**EXCERPTED DATA**

'''

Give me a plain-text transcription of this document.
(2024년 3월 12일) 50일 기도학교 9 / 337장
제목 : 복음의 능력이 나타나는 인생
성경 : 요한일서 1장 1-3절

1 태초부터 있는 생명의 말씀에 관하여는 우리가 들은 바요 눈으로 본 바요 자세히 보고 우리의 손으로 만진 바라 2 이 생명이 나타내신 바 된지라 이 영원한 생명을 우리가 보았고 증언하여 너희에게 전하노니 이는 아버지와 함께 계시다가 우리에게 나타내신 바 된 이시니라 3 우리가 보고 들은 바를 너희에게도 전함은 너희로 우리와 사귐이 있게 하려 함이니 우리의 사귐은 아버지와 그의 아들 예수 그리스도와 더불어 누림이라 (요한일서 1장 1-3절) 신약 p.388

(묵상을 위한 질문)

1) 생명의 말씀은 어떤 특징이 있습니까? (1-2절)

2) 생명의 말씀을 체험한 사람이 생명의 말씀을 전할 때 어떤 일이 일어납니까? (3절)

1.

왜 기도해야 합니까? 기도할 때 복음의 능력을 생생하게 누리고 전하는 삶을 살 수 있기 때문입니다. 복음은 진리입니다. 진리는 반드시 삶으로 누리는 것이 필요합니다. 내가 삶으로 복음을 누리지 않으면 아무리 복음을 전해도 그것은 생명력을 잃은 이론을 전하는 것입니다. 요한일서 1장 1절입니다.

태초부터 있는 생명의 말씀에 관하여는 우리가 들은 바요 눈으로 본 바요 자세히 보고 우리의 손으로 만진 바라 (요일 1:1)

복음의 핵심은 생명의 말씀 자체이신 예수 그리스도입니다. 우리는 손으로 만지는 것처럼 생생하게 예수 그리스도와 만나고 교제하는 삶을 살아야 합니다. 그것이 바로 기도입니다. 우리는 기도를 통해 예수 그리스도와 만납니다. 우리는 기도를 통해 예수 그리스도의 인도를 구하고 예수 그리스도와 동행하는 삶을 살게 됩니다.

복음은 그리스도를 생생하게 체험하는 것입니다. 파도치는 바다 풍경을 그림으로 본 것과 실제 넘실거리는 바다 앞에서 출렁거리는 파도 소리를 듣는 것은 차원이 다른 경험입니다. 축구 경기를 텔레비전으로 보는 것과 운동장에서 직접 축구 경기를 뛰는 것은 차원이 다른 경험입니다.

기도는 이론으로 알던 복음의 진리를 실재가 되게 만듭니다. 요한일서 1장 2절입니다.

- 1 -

'''

Write the whole listing out again. Keep every line exactly as it is.

**ANSWER IN FULL**
Give me a plain-text transcription of this document.
(2024년 3월 12일) 50일 기도학교 9 / 337장
제목 : 복음의 능력이 나타나는 인생
성경 : 요한일서 1장 1-3절

1 태초부터 있는 생명의 말씀에 관하여는 우리가 들은 바요 눈으로 본 바요 자세히 보고 우리의 손으로 만진 바라 2 이 생명이 나타내신 바 된지라 이 영원한 생명을 우리가 보았고 증언하여 너희에게 전하노니 이는 아버지와 함께 계시다가 우리에게 나타내신 바 된 이시니라 3 우리가 보고 들은 바를 너희에게도 전함은 너희로 우리와 사귐이 있게 하려 함이니 우리의 사귐은 아버지와 그의 아들 예수 그리스도와 더불어 누림이라 (요한일서 1장 1-3절) 신약 p.388

(묵상을 위한 질문)

1) 생명의 말씀은 어떤 특징이 있습니까? (1-2절)

2) 생명의 말씀을 체험한 사람이 생명의 말씀을 전할 때 어떤 일이 일어납니까? (3절)

1.

왜 기도해야 합니까? 기도할 때 복음의 능력을 생생하게 누리고 전하는 삶을 살 수 있기 때문입니다. 복음은 진리입니다. 진리는 반드시 삶으로 누리는 것이 필요합니다. 내가 삶으로 복음을 누리지 않으면 아무리 복음을 전해도 그것은 생명력을 잃은 이론을 전하는 것입니다. 요한일서 1장 1절입니다.

태초부터 있는 생명의 말씀에 관하여는 우리가 들은 바요 눈으로 본 바요 자세히 보고 우리의 손으로 만진 바라 (요일 1:1)

복음의 핵심은 생명의 말씀 자체이신 예수 그리스도입니다. 우리는 손으로 만지는 것처럼 생생하게 예수 그리스도와 만나고 교제하는 삶을 살아야 합니다. 그것이 바로 기도입니다. 우리는 기도를 통해 예수 그리스도와 만납니다. 우리는 기도를 통해 예수 그리스도의 인도를 구하고 예수 그리스도와 동행하는 삶을 살게 됩니다.

복음은 그리스도를 생생하게 체험하는 것입니다. 파도치는 바다 풍경을 그림으로 본 것과 실제 넘실거리는 바다 앞에서 출렁거리는 파도 소리를 듣는 것은 차원이 다른 경험입니다. 축구 경기를 텔레비전으로 보는 것과 운동장에서 직접 축구 경기를 뛰는 것은 차원이 다른 경험입니다.

기도는 이론으로 알던 복음의 진리를 실재가 되게 만듭니다. 요한일서 1장 2절입니다.

- 1 -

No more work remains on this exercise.